§ **Work required**
Please output the lines shown below exactly as they appear.

§ **Supplied records**
--- start ---

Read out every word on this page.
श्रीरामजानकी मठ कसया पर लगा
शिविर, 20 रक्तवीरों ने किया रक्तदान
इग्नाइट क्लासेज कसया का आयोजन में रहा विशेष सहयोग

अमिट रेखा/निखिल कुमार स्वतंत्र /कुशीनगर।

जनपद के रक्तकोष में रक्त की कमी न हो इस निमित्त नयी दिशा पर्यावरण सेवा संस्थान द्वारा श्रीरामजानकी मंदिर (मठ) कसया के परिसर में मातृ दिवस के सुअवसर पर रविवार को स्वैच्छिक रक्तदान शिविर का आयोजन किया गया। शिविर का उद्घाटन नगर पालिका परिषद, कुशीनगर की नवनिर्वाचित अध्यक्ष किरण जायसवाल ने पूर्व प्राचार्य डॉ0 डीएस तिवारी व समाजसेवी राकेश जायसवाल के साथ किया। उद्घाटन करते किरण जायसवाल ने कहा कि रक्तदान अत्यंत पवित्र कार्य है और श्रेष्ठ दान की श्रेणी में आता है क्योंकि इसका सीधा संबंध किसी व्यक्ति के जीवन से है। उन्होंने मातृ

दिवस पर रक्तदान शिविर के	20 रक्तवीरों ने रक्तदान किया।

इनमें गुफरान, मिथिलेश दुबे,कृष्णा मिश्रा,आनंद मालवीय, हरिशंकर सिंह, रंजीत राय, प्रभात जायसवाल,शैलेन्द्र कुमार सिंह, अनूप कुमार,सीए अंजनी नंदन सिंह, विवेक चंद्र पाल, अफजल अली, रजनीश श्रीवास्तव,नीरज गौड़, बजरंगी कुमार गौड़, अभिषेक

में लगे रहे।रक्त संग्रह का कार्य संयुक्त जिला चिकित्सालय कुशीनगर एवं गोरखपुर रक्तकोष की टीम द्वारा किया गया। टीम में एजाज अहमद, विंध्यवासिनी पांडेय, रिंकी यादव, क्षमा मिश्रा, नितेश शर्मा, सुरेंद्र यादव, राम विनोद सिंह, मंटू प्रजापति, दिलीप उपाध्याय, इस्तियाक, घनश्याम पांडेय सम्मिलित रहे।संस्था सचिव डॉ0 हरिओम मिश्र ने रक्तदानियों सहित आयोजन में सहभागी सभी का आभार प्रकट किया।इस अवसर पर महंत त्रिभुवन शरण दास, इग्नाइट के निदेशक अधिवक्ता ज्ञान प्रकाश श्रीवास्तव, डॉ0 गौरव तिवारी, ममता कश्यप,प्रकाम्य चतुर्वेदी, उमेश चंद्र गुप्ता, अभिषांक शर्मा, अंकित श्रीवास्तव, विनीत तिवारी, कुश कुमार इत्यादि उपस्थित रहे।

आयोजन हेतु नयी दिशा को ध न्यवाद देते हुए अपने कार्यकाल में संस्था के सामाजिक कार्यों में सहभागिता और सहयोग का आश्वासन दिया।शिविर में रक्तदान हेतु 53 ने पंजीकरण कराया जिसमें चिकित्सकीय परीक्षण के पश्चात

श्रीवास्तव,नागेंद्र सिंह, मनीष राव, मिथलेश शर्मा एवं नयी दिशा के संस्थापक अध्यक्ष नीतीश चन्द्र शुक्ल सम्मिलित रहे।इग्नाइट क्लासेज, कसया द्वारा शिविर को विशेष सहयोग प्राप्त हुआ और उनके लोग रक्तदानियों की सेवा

--- end ---

§ **Output**
Read out every word on this page.
श्रीरामजानकी मठ कसया पर लगा
शिविर, 20 रक्तवीरों ने किया रक्तदान
इग्नाइट क्लासेज कसया का आयोजन में रहा विशेष सहयोग

अमिट रेखा/निखिल कुमार स्वतंत्र /कुशीनगर।

जनपद के रक्तकोष में रक्त की कमी न हो इस निमित्त नयी दिशा पर्यावरण सेवा संस्थान द्वारा श्रीरामजानकी मंदिर (मठ) कसया के परिसर में मातृ दिवस के सुअवसर पर रविवार को स्वैच्छिक रक्तदान शिविर का आयोजन किया गया। शिविर का उद्घाटन नगर पालिका परिषद, कुशीनगर की नवनिर्वाचित अध्यक्ष किरण जायसवाल ने पूर्व प्राचार्य डॉ0 डीएस तिवारी व समाजसेवी राकेश जायसवाल के साथ किया। उद्घाटन करते किरण जायसवाल ने कहा कि रक्तदान अत्यंत पवित्र कार्य है और श्रेष्ठ दान की श्रेणी में आता है क्योंकि इसका सीधा संबंध किसी व्यक्ति के जीवन से है। उन्होंने मातृ

दिवस पर रक्तदान शिविर के	20 रक्तवीरों ने रक्तदान किया।

इनमें गुफरान, मिथिलेश दुबे,कृष्णा मिश्रा,आनंद मालवीय, हरिशंकर सिंह, रंजीत राय, प्रभात जायसवाल,शैलेन्द्र कुमार सिंह, अनूप कुमार,सीए अंजनी नंदन सिंह, विवेक चंद्र पाल, अफजल अली, रजनीश श्रीवास्तव,नीरज गौड़, बजरंगी कुमार गौड़, अभिषेक

में लगे रहे।रक्त संग्रह का कार्य संयुक्त जिला चिकित्सालय कुशीनगर एवं गोरखपुर रक्तकोष की टीम द्वारा किया गया। टीम में एजाज अहमद, विंध्यवासिनी पांडेय, रिंकी यादव, क्षमा मिश्रा, नितेश शर्मा, सुरेंद्र यादव, राम विनोद सिंह, मंटू प्रजापति, दिलीप उपाध्याय, इस्तियाक, घनश्याम पांडेय सम्मिलित रहे।संस्था सचिव डॉ0 हरिओम मिश्र ने रक्तदानियों सहित आयोजन में सहभागी सभी का आभार प्रकट किया।इस अवसर पर महंत त्रिभुवन शरण दास, इग्नाइट के निदेशक अधिवक्ता ज्ञान प्रकाश श्रीवास्तव, डॉ0 गौरव तिवारी, ममता कश्यप,प्रकाम्य चतुर्वेदी, उमेश चंद्र गुप्ता, अभिषांक शर्मा, अंकित श्रीवास्तव, विनीत तिवारी, कुश कुमार इत्यादि उपस्थित रहे।

आयोजन हेतु नयी दिशा को ध न्यवाद देते हुए अपने कार्यकाल में संस्था के सामाजिक कार्यों में सहभागिता और सहयोग का आश्वासन दिया।शिविर में रक्तदान हेतु 53 ने पंजीकरण कराया जिसमें चिकित्सकीय परीक्षण के पश्चात

श्रीवास्तव,नागेंद्र सिंह, मनीष राव, मिथलेश शर्मा एवं नयी दिशा के संस्थापक अध्यक्ष नीतीश चन्द्र शुक्ल सम्मिलित रहे।इग्नाइट क्लासेज, कसया द्वारा शिविर को विशेष सहयोग प्राप्त हुआ और उनके लोग रक्तदानियों की सेवा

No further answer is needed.